EXERCISE: Reply with one number: the count of lines in the listing that contain the string "원팀으로".

+ + +

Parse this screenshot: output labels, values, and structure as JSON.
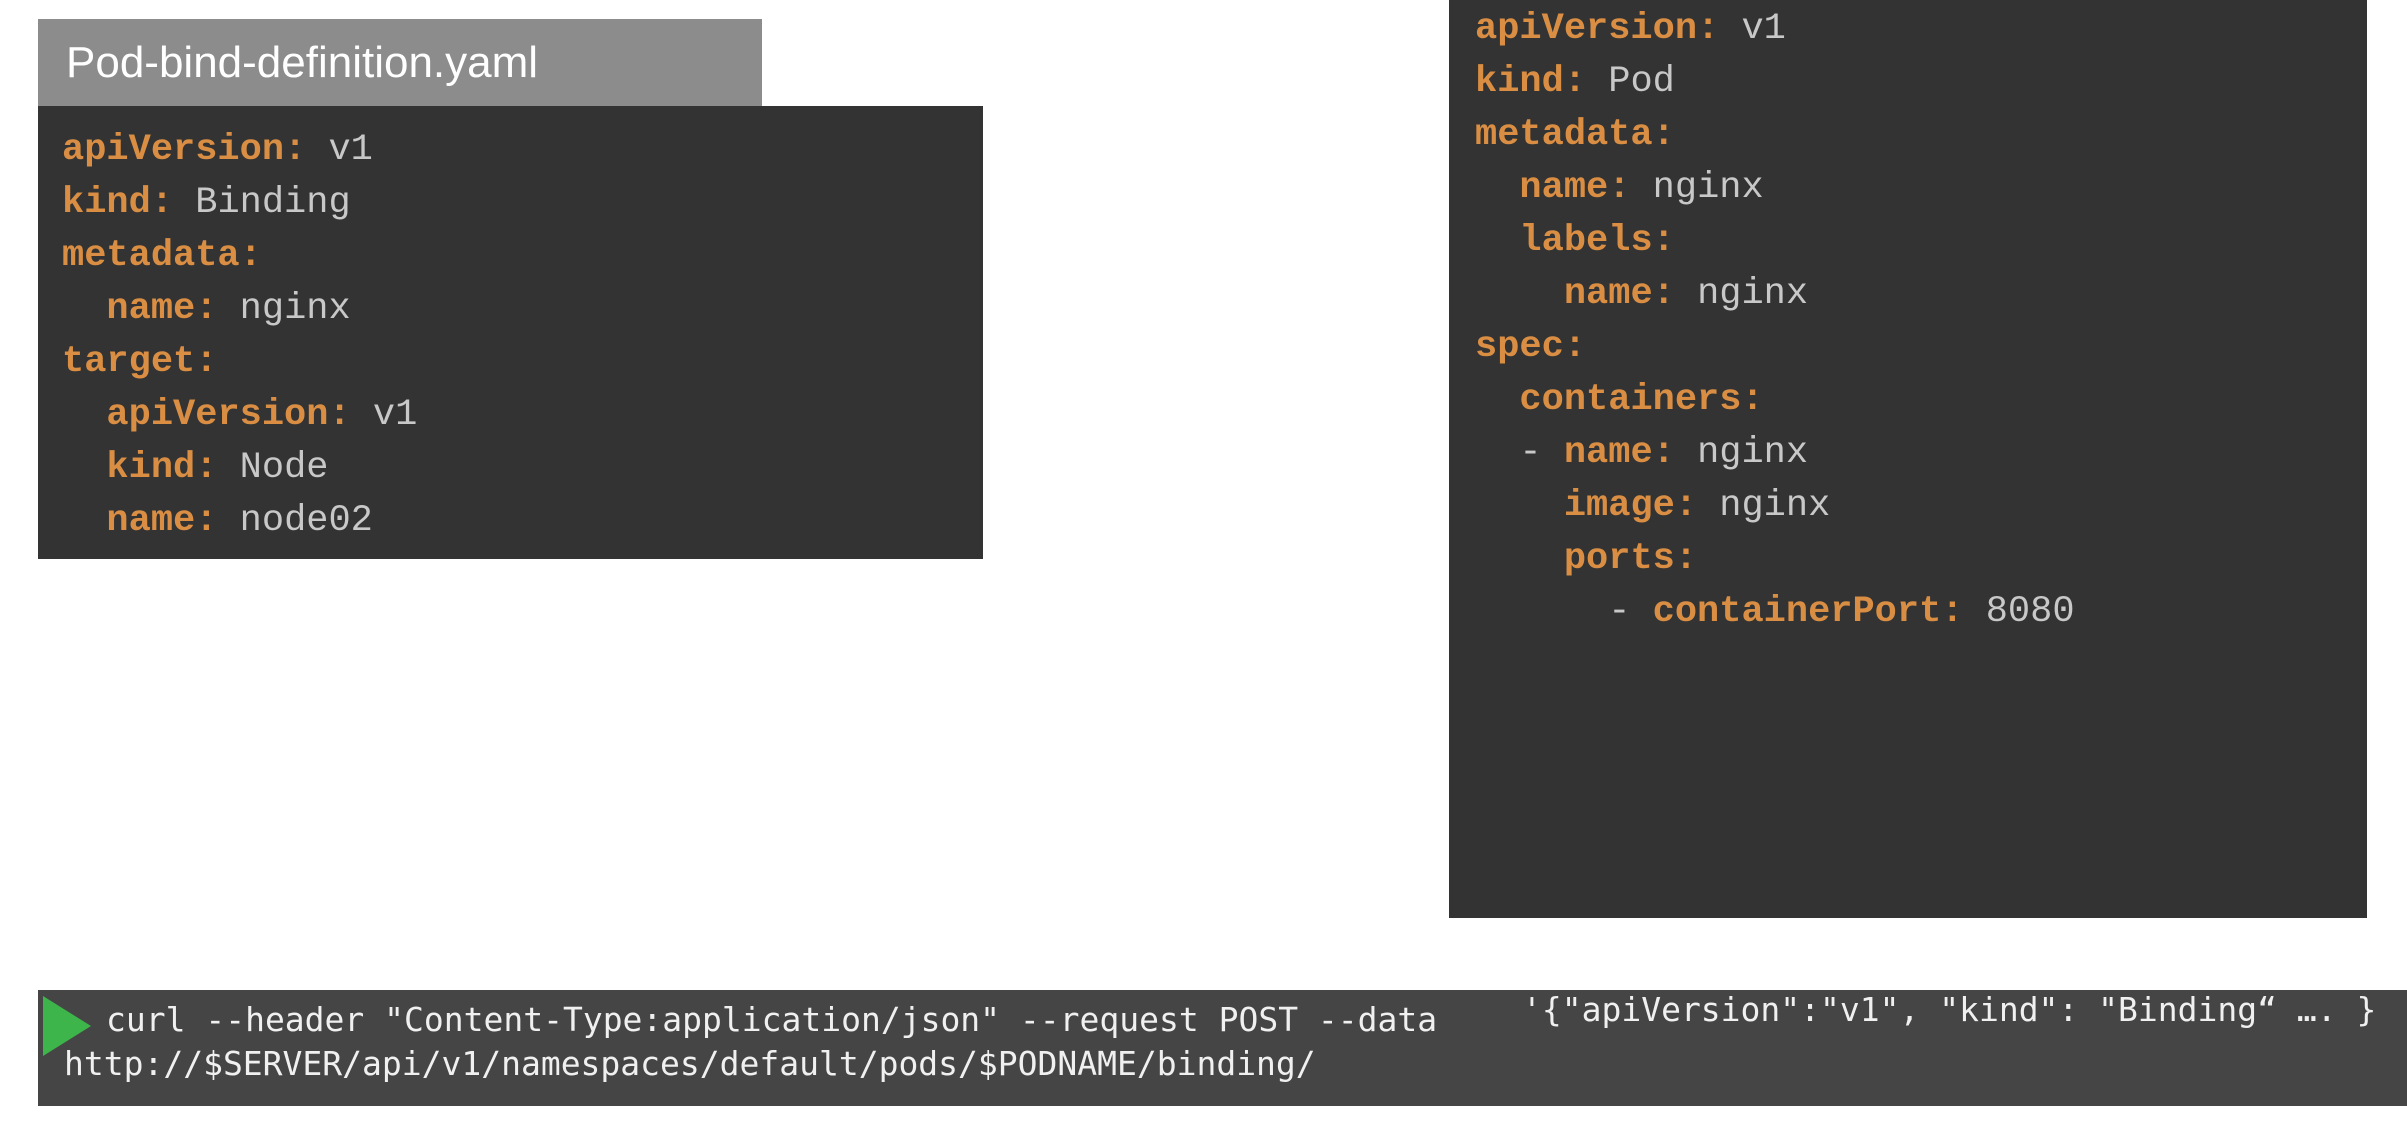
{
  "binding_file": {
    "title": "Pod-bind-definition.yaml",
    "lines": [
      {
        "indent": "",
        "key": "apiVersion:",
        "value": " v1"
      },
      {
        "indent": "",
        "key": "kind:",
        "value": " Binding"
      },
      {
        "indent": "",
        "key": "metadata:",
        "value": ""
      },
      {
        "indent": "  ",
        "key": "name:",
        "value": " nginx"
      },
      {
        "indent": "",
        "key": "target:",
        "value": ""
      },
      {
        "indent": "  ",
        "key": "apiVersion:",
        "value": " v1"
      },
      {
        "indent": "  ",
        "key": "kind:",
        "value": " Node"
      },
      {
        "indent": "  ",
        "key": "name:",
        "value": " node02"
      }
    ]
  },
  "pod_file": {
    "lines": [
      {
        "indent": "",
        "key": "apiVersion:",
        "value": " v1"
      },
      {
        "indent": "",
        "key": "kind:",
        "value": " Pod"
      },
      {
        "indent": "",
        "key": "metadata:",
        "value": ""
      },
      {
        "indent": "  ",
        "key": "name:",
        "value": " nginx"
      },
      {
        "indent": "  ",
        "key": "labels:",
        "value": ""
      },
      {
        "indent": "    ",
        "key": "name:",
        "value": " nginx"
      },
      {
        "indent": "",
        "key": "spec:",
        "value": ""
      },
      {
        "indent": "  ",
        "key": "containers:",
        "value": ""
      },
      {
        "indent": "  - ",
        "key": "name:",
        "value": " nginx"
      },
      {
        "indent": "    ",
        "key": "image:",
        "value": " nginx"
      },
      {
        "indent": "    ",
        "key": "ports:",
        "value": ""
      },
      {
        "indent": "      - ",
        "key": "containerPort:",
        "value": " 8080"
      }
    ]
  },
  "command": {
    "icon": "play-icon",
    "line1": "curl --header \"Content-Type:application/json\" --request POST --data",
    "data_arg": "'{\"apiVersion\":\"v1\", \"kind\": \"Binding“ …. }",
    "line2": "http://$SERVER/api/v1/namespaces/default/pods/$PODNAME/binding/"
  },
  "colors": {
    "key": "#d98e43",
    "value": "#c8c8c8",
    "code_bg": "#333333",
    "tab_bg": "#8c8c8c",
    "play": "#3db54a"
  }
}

+ + +

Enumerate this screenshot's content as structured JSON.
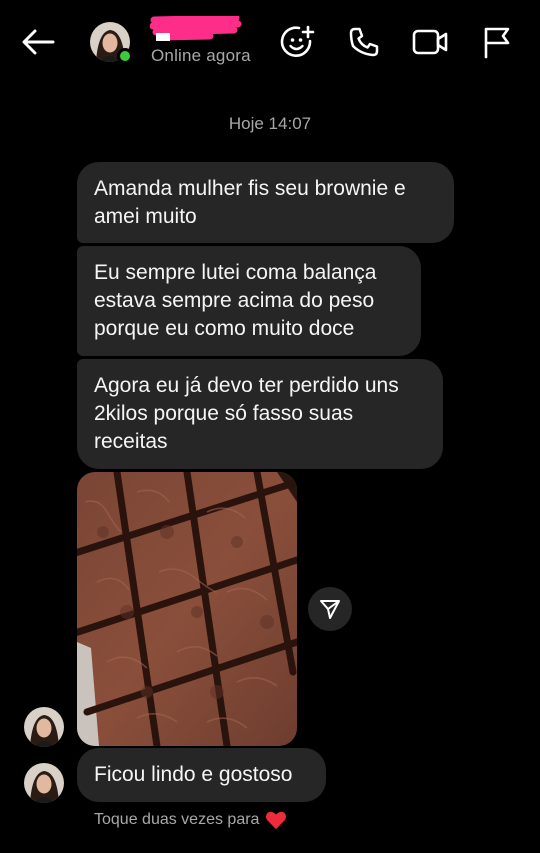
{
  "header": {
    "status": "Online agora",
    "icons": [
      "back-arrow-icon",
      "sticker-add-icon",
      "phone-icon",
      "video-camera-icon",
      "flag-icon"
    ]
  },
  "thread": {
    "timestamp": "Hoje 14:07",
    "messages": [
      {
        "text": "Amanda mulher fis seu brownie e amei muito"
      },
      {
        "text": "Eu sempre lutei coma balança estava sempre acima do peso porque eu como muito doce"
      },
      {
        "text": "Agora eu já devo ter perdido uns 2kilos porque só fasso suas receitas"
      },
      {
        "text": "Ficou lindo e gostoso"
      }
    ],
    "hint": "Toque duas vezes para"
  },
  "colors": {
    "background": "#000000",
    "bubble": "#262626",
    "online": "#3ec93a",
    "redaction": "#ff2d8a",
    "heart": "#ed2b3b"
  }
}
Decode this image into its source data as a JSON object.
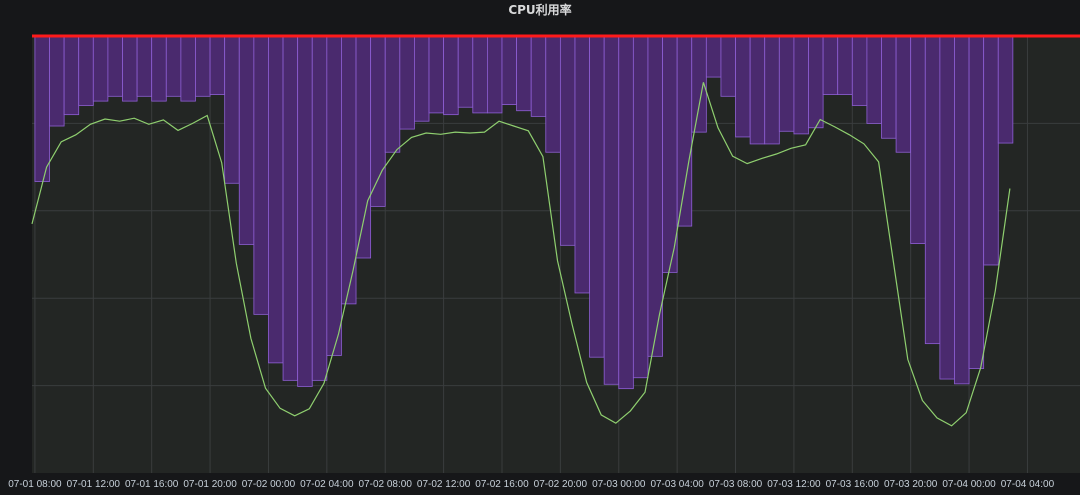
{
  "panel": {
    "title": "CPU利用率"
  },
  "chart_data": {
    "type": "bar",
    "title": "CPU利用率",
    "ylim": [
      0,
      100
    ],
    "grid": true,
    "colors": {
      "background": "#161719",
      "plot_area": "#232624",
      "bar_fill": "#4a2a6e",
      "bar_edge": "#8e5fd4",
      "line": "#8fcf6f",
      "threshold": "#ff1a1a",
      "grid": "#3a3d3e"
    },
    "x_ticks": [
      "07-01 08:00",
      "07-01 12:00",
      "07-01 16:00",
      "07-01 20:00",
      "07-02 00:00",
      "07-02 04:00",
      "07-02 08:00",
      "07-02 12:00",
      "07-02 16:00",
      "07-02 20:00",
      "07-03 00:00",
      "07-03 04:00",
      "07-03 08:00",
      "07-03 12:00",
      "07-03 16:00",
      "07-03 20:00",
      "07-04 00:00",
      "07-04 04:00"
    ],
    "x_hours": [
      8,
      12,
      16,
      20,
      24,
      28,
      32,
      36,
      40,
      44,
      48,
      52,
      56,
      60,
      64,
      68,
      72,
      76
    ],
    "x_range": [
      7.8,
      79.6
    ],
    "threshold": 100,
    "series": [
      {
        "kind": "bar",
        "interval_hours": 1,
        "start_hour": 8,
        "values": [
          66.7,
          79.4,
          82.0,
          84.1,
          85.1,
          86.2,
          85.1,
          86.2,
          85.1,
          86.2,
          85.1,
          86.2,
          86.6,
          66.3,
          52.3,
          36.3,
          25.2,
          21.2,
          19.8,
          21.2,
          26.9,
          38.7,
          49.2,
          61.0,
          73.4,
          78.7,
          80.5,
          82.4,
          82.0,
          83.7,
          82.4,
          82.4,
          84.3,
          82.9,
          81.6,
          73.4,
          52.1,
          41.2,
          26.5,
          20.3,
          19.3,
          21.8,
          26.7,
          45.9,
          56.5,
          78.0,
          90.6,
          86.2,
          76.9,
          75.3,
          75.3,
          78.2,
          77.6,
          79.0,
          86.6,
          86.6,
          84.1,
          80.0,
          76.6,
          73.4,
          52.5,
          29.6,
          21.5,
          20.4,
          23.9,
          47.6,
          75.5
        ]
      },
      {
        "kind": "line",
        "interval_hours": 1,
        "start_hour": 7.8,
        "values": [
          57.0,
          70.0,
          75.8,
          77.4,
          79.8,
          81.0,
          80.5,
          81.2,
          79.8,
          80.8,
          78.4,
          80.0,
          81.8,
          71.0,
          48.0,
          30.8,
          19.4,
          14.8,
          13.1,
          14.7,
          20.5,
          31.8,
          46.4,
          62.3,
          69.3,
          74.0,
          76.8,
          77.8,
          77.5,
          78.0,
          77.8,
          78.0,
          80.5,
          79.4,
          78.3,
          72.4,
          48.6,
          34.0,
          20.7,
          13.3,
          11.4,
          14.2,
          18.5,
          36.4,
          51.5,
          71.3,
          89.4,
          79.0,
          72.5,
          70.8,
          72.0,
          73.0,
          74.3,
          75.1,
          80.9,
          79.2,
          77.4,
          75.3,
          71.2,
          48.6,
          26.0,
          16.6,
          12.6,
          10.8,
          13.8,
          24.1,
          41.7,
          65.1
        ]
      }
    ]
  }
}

+ + +

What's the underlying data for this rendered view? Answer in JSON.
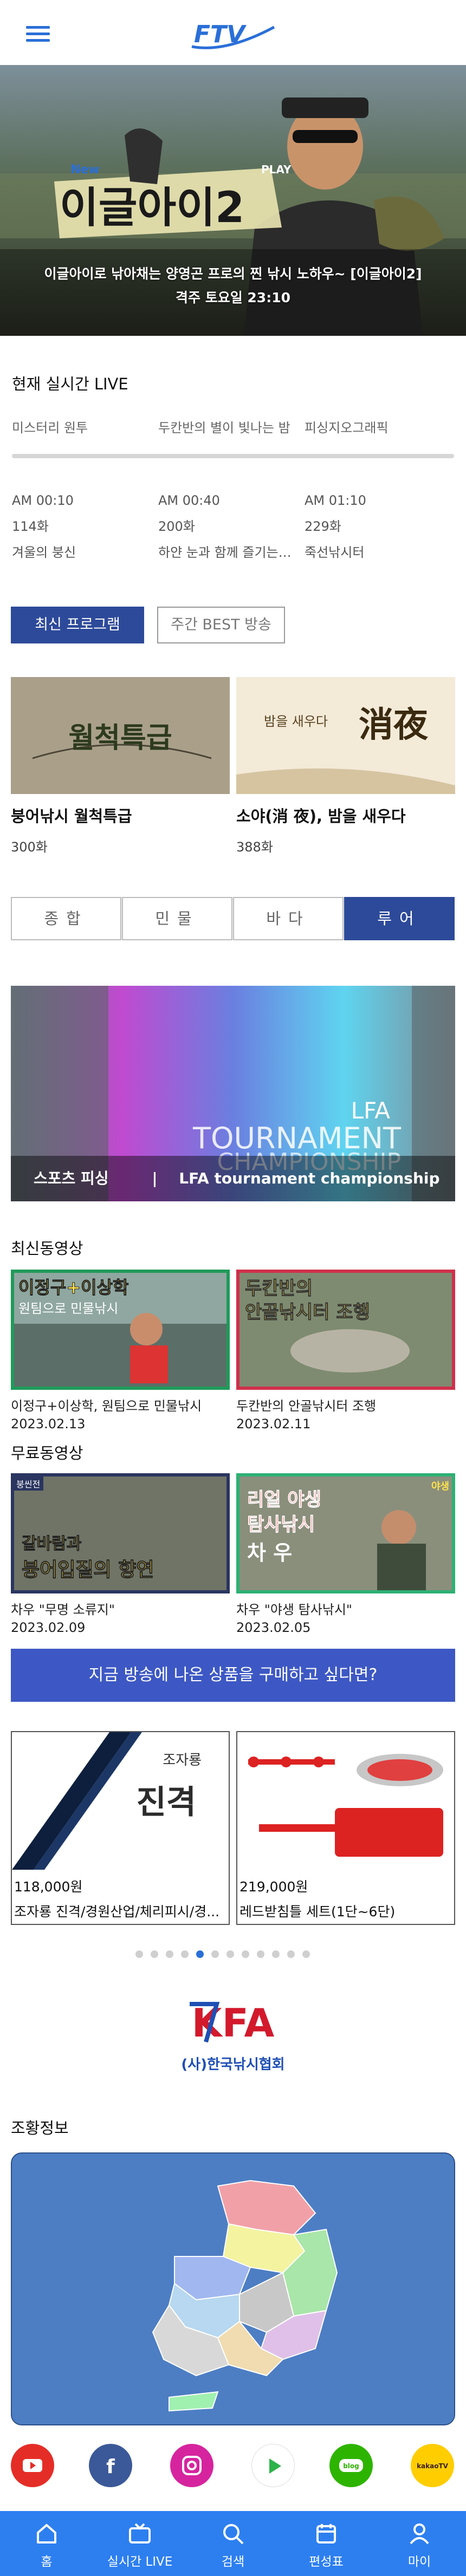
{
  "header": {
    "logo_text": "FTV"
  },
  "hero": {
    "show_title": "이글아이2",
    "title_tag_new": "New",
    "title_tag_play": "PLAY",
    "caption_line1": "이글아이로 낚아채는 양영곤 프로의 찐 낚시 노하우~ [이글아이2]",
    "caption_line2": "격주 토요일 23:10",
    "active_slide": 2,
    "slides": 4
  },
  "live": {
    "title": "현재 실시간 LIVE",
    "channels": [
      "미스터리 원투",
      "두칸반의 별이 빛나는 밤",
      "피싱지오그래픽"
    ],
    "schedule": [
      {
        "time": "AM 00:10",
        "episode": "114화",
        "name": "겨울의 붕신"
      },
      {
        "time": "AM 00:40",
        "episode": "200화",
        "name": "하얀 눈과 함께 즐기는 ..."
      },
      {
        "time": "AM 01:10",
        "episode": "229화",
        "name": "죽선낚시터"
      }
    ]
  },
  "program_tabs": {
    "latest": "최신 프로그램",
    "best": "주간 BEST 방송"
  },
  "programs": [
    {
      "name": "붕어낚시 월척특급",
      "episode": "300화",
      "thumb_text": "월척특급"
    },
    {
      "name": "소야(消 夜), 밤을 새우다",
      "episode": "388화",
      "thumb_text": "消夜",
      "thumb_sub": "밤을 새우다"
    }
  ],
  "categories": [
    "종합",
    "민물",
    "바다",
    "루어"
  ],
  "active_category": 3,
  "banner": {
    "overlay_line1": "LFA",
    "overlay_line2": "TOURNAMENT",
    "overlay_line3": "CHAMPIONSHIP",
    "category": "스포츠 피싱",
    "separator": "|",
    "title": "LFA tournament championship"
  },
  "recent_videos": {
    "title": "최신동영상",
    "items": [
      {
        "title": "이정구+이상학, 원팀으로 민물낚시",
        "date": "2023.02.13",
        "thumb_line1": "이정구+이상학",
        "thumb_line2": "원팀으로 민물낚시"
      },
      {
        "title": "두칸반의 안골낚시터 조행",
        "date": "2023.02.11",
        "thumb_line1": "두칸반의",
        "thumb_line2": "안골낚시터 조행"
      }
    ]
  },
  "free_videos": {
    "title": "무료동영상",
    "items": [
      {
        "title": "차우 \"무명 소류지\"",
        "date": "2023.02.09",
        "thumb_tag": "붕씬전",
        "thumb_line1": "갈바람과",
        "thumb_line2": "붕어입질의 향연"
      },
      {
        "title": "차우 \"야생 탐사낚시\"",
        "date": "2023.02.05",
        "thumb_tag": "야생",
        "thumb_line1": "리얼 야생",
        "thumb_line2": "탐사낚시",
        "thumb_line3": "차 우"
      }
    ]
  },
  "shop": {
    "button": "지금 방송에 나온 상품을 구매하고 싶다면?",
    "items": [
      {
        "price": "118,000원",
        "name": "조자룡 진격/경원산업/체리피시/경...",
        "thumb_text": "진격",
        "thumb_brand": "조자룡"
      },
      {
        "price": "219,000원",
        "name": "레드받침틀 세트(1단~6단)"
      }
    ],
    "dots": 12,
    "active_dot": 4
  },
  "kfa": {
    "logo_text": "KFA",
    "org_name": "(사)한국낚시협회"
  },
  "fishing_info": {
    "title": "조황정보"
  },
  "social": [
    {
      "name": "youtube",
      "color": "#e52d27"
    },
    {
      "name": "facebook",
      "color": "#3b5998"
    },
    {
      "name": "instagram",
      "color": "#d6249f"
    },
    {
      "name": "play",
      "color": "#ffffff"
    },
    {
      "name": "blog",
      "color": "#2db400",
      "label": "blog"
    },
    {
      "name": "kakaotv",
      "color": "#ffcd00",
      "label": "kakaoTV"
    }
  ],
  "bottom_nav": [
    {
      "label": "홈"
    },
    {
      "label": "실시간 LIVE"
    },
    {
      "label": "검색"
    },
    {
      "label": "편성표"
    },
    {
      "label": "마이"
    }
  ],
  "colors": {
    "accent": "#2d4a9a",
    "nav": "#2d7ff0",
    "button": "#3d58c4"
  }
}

+ + +

OUTPUT FOR THIS TASK: 2